| Objective |
Replace every "data-point" in the entries below with "chart-dot", and give the entries again with everything else unchanged.

| Listing |
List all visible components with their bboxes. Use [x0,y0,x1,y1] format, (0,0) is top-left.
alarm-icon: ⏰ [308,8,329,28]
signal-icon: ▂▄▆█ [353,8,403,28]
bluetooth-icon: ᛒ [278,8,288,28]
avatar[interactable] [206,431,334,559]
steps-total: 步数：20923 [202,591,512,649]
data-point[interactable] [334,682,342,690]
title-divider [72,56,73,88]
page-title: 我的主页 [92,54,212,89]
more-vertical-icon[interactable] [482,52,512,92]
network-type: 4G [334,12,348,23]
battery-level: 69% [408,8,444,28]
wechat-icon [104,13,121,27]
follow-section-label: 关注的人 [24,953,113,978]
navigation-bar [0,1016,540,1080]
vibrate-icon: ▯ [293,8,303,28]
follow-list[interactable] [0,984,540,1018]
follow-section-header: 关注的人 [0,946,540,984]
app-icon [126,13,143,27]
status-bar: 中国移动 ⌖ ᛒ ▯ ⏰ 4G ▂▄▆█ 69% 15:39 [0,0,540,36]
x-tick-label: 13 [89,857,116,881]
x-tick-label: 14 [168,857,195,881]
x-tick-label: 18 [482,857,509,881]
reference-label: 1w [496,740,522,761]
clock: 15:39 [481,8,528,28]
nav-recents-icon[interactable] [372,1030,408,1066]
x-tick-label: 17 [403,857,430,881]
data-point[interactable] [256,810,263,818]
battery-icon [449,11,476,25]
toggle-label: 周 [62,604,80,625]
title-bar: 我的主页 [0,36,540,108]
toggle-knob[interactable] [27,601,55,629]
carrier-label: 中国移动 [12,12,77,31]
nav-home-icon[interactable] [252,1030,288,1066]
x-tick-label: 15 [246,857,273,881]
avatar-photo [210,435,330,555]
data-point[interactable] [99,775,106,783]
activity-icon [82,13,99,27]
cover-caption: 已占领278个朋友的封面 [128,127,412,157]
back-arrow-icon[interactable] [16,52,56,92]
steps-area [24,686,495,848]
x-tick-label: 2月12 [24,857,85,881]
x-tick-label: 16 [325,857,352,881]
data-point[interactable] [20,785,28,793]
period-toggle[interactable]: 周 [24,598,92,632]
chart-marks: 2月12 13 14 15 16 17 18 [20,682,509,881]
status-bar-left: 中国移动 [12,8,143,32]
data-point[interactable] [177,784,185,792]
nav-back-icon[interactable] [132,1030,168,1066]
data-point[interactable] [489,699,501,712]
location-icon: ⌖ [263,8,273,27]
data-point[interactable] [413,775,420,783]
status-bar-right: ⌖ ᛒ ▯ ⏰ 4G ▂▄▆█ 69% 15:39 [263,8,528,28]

| The result |
List all visible components with their bboxes. Use [x0,y0,x1,y1] format, (0,0) is top-left.
alarm-icon: ⏰ [308,8,329,28]
signal-icon: ▂▄▆█ [353,8,403,28]
bluetooth-icon: ᛒ [278,8,288,28]
avatar[interactable] [206,431,334,559]
steps-total: 步数：20923 [202,591,512,649]
chart-dot[interactable] [334,682,342,690]
title-divider [72,56,73,88]
page-title: 我的主页 [92,54,212,89]
more-vertical-icon[interactable] [482,52,512,92]
network-type: 4G [334,12,348,23]
battery-level: 69% [408,8,444,28]
wechat-icon [104,13,121,27]
follow-section-label: 关注的人 [24,953,113,978]
navigation-bar [0,1016,540,1080]
vibrate-icon: ▯ [293,8,303,28]
follow-list[interactable] [0,984,540,1018]
follow-section-header: 关注的人 [0,946,540,984]
app-icon [126,13,143,27]
status-bar: 中国移动 ⌖ ᛒ ▯ ⏰ 4G ▂▄▆█ 69% 15:39 [0,0,540,36]
x-tick-label: 13 [89,857,116,881]
x-tick-label: 14 [168,857,195,881]
x-tick-label: 18 [482,857,509,881]
reference-label: 1w [496,740,522,761]
clock: 15:39 [481,8,528,28]
nav-recents-icon[interactable] [372,1030,408,1066]
x-tick-label: 17 [403,857,430,881]
chart-dot[interactable] [256,810,263,818]
battery-icon [449,11,476,25]
toggle-label: 周 [62,604,80,625]
title-bar: 我的主页 [0,36,540,108]
toggle-knob[interactable] [27,601,55,629]
carrier-label: 中国移动 [12,12,77,31]
nav-home-icon[interactable] [252,1030,288,1066]
x-tick-label: 15 [246,857,273,881]
avatar-photo [210,435,330,555]
chart-dot[interactable] [99,775,106,783]
activity-icon [82,13,99,27]
cover-caption: 已占领278个朋友的封面 [128,127,412,157]
back-arrow-icon[interactable] [16,52,56,92]
steps-area [24,686,495,848]
x-tick-label: 2月12 [24,857,85,881]
x-tick-label: 16 [325,857,352,881]
chart-dot[interactable] [20,785,28,793]
period-toggle[interactable]: 周 [24,598,92,632]
chart-marks: 2月12 13 14 15 16 17 18 [20,682,509,881]
status-bar-left: 中国移动 [12,8,143,32]
chart-dot[interactable] [177,784,185,792]
nav-back-icon[interactable] [132,1030,168,1066]
chart-dot[interactable] [489,699,501,712]
location-icon: ⌖ [263,8,273,27]
chart-dot[interactable] [413,775,420,783]
status-bar-right: ⌖ ᛒ ▯ ⏰ 4G ▂▄▆█ 69% 15:39 [263,8,528,28]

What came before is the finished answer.